文章 –
------------------------------------------------------------
求str1和str2的最长公共子序列的长度。定义状态pf[i][j]表示分别以str1[i],str2[j]结尾的连续公共子串的长度。所以对于pf[i+1][j+1],有两种情况:
1. str1[i+1] != str2[j+1],则pf[i+1][j+1] = 0;
2. str1[i+1] = str2[j+1],则pf[i+1][j+1] = pf[i][j] + 1;
代码如下:
int maxCommStr(char* str1, char* str2)
{
int len1, len2, i, j, max = 0, end = 0;
len1 = strlen(str1);
len2 = strlen(str2);
int** pf = new int*[len1]; //根据字符串长度分配一个二维数组
for (i=0; i<len1; i++)
{
pf[i] = new int[len2];
}
for (i=0; i<len1; i++)
{
for (j=0; j<len2; j++)
{
pf[i][j] = 0; //数组初始化
}
}
for (i=0; i<len1; i++)
{
for (j=0; j<len2; j++)
{
if (i == 0 || j == 0) //处理以第一个字符结尾(长度为1)的情况
{
if (str1[i] == str2[j])
{
pf[i][j] = 1;
if (pf[i][j] > max)
{
max = pf[i][j];
end = i;
}
}
else
{
pf[i][j] = 0;
}
}
else
{
if (str1[i] == str2[j])
------------------------------------------------------------
所列记录 –
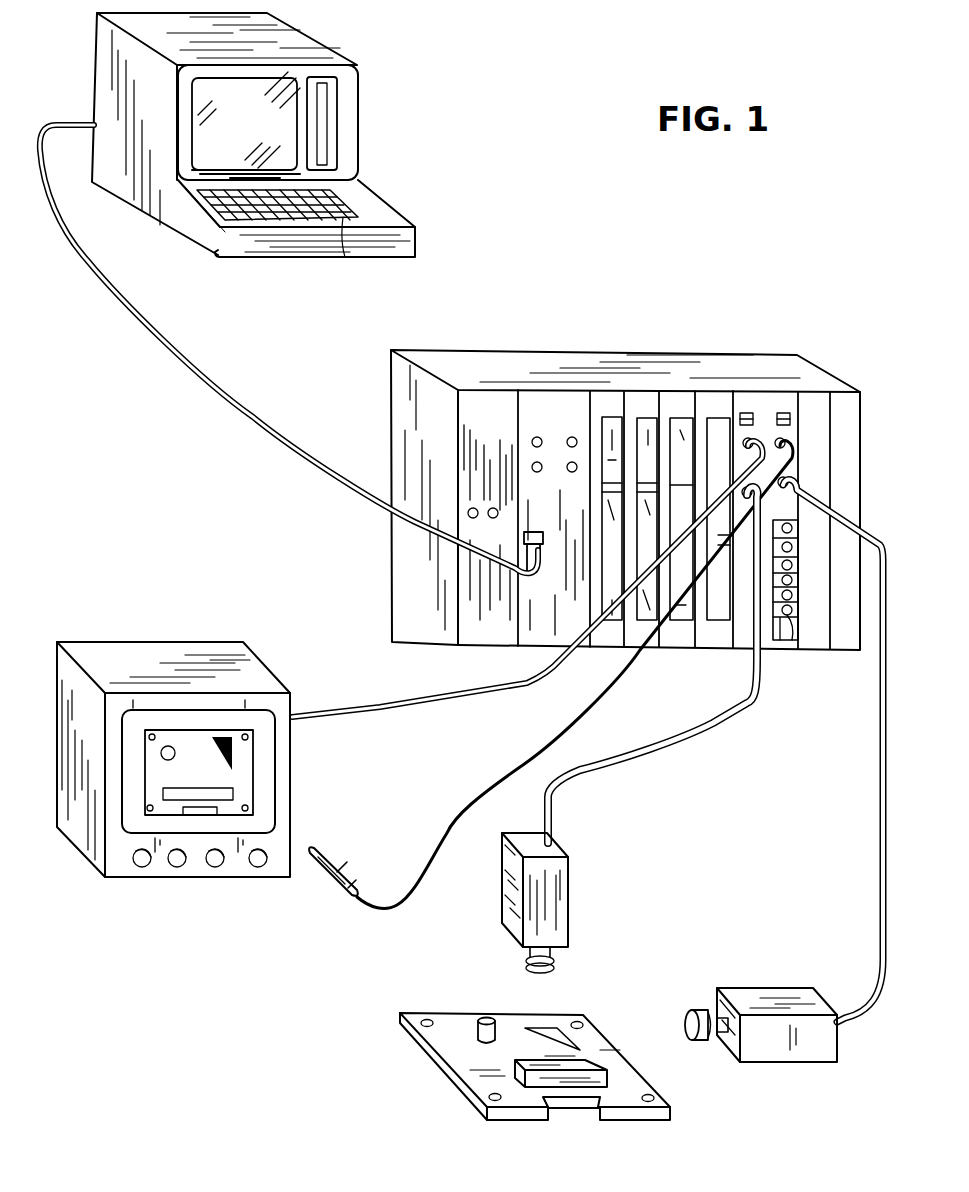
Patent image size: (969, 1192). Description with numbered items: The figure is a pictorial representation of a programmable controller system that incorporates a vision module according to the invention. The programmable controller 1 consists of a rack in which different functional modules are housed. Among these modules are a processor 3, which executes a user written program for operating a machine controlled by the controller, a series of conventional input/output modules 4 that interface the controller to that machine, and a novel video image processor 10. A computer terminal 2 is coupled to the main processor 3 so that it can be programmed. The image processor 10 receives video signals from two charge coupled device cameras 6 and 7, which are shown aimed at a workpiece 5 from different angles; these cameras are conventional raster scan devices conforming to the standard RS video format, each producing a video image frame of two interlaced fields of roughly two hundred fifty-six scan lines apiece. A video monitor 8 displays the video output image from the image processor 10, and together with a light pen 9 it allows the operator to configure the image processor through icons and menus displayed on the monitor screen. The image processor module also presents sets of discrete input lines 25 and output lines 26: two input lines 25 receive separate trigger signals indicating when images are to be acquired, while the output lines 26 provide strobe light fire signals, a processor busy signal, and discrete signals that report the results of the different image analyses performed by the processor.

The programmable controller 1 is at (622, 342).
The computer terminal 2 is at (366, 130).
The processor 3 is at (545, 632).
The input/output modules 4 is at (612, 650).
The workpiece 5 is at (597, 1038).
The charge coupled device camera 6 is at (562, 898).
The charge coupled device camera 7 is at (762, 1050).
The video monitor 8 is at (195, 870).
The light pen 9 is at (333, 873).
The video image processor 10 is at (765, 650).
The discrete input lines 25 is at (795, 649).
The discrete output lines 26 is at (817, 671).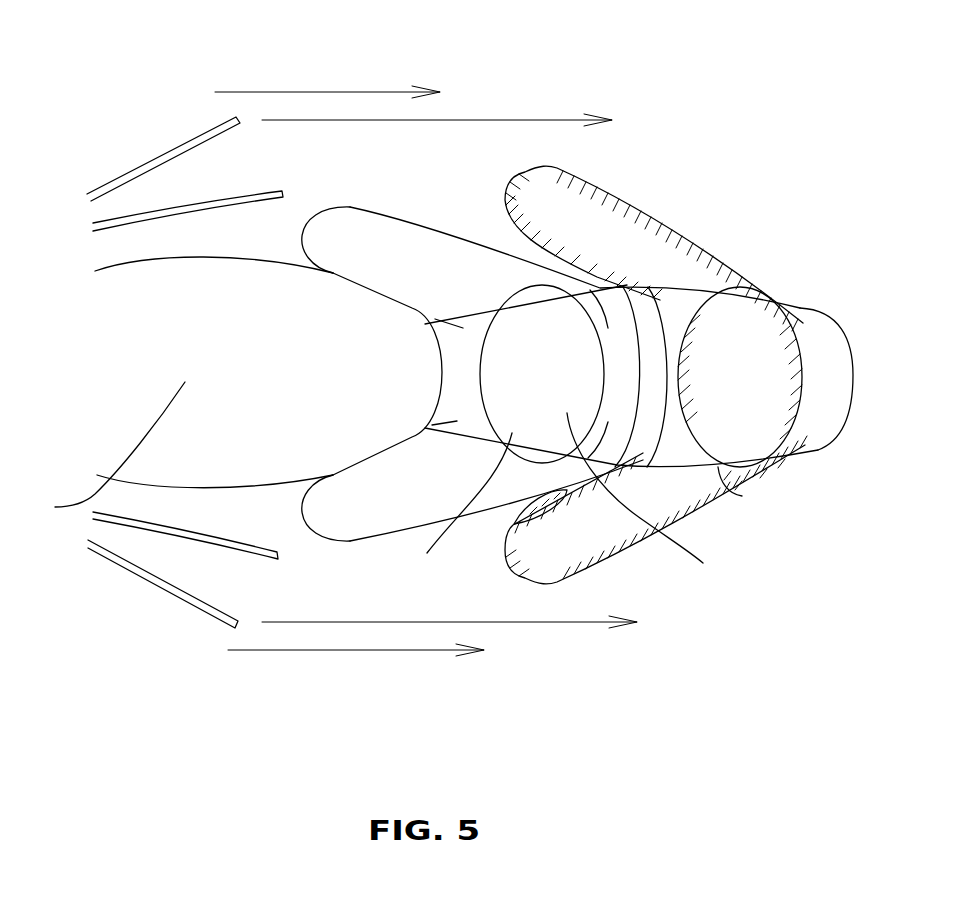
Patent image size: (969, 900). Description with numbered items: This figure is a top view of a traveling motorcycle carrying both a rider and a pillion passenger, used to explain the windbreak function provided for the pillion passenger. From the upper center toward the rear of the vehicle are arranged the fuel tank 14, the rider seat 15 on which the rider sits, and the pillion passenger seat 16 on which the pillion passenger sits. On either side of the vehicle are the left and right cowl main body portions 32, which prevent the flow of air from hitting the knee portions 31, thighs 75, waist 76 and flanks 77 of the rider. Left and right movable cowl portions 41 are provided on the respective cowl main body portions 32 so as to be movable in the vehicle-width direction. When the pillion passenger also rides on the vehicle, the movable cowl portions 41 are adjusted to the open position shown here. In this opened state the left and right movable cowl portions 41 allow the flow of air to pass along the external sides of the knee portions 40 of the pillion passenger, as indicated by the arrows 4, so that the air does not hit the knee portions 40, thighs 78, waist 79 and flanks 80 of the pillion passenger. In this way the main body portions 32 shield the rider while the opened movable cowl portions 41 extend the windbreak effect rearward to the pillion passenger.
------------------------------------------------------------
任务说明 –
接着这篇讲解 maxCommStr 函数的文章，从其结尾处往下续写。

输出如下 –
{
pf[i][j] = pf[i-1][j-1] + 1;
if (pf[i][j] > max)
{
max = pf[i][j];
end = i;
}
}
else
{
pf[i][j] = 0;
}
}
}
}
for (i=0; i<len1; i++) //清除内存
{
delete pf[i];
}
delete pf;
char* ret = new char[max+1];
memcpy(ret, str1+end-max+1, max);
ret[max] = '/0';
std::cout << ret << std::endl;
return max;
}
int main()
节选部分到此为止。